■ Task goal
Copy out, from the entries below, each line holding the string "Edward".
______________________________
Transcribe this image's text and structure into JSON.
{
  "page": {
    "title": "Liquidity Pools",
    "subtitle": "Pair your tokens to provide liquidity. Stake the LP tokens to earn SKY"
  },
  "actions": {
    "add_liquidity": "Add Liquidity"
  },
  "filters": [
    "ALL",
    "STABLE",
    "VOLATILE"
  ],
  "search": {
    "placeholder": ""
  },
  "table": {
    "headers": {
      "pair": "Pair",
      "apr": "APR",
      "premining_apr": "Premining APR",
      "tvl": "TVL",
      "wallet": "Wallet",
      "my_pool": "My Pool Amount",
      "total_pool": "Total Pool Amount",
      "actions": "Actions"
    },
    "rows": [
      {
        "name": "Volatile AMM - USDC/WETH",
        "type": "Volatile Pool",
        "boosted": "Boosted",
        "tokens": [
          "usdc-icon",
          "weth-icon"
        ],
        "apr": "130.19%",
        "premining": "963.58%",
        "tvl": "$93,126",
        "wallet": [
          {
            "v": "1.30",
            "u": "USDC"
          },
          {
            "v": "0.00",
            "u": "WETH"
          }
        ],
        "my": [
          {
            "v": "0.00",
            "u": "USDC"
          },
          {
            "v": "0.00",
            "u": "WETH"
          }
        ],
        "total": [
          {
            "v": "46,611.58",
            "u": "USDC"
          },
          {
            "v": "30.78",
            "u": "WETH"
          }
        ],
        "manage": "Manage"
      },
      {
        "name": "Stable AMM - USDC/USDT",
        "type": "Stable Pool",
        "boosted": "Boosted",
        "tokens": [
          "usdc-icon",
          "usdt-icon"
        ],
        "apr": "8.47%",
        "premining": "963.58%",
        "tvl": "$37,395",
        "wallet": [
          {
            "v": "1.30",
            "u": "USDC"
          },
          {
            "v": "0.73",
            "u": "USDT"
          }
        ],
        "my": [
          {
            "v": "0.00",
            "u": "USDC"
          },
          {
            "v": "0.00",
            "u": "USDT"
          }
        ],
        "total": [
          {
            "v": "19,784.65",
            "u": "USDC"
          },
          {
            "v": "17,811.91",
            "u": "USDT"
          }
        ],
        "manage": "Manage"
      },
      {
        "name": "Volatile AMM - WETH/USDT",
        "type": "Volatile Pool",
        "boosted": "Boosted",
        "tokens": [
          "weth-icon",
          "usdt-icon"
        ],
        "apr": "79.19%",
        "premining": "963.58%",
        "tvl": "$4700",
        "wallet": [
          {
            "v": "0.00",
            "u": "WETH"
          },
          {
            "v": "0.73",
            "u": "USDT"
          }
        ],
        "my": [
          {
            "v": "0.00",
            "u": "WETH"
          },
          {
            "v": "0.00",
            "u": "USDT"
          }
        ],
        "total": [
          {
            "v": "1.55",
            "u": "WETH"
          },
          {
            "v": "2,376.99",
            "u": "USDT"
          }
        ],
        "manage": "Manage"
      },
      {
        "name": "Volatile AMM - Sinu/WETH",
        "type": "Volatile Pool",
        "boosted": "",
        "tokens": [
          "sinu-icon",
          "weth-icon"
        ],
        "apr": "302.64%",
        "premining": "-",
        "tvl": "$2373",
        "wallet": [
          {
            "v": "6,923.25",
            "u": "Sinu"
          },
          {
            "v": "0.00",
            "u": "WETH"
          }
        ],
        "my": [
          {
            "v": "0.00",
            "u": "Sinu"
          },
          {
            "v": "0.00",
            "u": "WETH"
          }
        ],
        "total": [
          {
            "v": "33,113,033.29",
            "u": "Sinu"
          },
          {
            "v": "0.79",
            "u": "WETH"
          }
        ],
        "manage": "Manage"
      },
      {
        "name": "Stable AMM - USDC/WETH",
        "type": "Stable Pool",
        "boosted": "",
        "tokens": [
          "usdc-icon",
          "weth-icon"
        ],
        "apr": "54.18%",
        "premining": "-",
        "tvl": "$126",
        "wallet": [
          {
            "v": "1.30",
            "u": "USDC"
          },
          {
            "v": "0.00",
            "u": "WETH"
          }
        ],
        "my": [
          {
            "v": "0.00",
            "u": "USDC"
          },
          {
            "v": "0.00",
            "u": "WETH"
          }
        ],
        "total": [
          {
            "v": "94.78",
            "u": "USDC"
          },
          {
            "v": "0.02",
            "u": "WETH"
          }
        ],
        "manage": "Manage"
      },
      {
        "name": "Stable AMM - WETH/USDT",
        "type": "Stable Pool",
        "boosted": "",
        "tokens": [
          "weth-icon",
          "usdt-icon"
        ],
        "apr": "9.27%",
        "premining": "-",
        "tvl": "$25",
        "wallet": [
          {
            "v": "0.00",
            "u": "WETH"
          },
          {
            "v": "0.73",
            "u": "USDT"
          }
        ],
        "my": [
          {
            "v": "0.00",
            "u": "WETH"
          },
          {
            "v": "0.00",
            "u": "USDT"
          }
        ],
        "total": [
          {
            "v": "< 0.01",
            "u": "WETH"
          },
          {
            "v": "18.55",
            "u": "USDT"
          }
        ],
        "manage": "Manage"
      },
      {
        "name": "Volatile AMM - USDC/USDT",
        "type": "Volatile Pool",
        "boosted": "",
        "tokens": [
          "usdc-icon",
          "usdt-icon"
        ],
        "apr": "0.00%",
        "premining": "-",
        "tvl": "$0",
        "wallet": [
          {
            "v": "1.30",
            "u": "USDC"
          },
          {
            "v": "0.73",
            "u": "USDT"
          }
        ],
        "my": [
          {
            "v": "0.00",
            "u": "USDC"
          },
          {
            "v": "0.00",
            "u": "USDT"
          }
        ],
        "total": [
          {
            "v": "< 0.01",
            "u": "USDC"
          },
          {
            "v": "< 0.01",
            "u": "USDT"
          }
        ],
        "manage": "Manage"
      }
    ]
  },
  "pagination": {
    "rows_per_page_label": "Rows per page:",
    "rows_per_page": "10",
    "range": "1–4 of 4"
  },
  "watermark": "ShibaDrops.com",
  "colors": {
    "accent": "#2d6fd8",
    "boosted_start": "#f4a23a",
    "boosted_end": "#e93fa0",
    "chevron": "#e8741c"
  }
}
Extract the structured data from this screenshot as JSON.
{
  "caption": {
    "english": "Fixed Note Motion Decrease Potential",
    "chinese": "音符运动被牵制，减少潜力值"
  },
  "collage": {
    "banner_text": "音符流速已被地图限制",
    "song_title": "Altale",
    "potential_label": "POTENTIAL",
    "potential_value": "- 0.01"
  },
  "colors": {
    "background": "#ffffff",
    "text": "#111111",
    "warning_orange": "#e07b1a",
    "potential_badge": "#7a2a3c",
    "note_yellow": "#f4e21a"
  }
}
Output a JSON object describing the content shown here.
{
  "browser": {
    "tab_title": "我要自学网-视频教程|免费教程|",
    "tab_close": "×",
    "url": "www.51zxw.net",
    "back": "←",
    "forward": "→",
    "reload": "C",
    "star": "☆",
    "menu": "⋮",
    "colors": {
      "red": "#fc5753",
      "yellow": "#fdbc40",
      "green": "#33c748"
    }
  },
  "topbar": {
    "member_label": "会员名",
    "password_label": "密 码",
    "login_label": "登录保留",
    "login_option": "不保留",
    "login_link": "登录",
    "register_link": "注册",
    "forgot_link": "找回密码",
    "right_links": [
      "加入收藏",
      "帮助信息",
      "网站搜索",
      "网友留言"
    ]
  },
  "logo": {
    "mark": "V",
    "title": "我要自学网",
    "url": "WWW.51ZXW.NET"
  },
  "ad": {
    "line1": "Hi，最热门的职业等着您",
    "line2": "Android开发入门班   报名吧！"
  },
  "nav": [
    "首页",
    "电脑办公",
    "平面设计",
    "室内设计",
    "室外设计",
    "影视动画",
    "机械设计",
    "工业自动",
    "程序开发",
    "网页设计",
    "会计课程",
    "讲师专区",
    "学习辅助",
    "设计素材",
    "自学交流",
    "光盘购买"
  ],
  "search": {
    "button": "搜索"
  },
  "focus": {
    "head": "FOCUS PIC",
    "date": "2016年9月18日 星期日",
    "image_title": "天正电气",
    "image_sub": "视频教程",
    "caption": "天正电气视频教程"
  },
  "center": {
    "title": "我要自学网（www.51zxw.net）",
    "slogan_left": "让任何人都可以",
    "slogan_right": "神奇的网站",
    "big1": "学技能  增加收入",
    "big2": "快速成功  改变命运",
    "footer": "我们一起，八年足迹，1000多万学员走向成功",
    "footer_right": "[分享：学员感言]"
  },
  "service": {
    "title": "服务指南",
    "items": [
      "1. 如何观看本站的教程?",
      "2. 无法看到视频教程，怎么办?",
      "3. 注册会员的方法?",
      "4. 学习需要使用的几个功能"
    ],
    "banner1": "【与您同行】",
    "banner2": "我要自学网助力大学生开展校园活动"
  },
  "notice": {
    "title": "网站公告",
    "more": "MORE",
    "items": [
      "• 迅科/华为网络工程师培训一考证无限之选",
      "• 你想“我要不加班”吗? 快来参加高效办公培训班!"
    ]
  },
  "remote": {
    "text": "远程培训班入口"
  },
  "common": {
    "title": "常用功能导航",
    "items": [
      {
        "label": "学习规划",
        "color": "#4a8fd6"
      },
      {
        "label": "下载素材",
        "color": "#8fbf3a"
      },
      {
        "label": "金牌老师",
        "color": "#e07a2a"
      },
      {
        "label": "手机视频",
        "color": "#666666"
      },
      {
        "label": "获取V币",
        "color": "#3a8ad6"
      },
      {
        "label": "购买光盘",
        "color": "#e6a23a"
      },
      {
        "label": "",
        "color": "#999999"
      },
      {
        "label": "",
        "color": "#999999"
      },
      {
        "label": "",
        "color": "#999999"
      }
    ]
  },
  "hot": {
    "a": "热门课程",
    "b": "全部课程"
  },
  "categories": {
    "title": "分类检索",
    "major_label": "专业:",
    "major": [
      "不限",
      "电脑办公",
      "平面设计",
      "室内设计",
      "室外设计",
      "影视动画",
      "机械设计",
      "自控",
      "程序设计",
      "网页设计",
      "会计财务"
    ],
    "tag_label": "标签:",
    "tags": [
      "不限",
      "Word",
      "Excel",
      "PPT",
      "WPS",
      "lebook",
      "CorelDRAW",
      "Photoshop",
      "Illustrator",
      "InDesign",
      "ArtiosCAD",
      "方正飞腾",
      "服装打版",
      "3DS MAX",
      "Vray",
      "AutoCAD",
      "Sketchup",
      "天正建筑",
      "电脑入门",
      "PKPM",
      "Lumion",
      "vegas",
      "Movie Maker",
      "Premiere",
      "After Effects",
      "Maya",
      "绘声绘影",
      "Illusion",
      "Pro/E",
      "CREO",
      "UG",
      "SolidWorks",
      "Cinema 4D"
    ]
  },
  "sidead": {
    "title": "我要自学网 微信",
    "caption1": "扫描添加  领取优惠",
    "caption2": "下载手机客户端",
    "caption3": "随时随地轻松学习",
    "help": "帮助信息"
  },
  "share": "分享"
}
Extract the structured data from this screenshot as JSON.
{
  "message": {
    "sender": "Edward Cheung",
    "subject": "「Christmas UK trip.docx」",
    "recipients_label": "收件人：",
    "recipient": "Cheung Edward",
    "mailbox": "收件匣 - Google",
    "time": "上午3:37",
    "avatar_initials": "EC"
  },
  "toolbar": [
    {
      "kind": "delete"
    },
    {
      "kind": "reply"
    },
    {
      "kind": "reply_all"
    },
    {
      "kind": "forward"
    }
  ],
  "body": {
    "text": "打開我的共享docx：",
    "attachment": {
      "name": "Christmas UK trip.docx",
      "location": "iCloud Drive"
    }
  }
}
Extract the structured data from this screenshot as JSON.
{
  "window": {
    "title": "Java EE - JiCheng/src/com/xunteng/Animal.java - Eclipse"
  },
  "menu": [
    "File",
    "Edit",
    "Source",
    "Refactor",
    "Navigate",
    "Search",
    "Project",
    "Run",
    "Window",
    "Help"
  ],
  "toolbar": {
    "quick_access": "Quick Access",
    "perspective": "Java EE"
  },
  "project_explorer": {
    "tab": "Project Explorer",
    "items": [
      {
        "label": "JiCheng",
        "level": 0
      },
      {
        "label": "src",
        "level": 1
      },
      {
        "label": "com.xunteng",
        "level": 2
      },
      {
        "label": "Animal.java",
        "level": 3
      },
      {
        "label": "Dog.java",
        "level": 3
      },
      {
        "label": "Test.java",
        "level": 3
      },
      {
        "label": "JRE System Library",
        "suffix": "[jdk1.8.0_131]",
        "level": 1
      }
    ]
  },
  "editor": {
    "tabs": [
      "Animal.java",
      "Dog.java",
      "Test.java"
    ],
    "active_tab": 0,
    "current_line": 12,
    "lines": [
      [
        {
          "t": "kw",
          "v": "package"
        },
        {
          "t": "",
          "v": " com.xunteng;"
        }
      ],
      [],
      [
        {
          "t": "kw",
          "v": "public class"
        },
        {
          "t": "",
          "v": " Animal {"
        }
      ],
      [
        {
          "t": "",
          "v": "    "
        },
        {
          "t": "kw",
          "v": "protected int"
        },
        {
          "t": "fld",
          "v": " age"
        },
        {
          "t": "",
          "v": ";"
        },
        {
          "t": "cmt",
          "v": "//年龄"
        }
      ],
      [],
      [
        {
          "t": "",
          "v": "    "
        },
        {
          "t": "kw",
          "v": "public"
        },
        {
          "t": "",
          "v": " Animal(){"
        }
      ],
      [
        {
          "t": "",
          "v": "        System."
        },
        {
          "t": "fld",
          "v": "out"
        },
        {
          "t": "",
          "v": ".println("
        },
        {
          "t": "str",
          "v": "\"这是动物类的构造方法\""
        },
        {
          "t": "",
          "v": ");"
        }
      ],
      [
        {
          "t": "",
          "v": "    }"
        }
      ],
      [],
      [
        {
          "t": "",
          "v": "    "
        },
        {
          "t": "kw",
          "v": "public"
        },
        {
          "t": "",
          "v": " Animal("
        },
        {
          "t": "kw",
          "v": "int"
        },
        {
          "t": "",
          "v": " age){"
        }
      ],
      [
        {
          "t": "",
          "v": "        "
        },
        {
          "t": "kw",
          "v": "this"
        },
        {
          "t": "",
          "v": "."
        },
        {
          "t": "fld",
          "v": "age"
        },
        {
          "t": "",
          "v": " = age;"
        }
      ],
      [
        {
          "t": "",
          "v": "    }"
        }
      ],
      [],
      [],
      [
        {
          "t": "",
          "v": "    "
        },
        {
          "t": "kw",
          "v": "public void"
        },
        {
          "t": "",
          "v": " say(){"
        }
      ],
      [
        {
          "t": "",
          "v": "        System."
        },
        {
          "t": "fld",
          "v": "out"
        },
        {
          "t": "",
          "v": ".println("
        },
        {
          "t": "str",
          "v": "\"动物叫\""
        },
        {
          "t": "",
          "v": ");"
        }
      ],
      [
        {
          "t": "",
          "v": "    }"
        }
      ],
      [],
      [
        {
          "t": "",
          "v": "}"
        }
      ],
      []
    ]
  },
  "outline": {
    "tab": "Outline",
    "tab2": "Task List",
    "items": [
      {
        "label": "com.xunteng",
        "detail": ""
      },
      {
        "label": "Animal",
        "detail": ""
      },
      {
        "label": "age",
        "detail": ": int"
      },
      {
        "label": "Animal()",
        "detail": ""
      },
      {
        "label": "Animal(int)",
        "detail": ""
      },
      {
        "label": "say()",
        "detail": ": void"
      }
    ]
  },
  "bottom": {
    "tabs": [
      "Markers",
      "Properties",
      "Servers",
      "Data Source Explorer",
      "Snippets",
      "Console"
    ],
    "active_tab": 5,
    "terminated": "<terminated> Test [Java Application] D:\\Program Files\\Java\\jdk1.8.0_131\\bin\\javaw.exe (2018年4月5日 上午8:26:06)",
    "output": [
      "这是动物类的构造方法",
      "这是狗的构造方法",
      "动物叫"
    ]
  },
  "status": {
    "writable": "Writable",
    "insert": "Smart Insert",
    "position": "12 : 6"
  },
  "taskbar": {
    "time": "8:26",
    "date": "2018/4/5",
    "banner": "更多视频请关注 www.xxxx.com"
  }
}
______________________________
■ Output of the task
    "sender": "Edward Cheung",
    "recipient": "Cheung Edward",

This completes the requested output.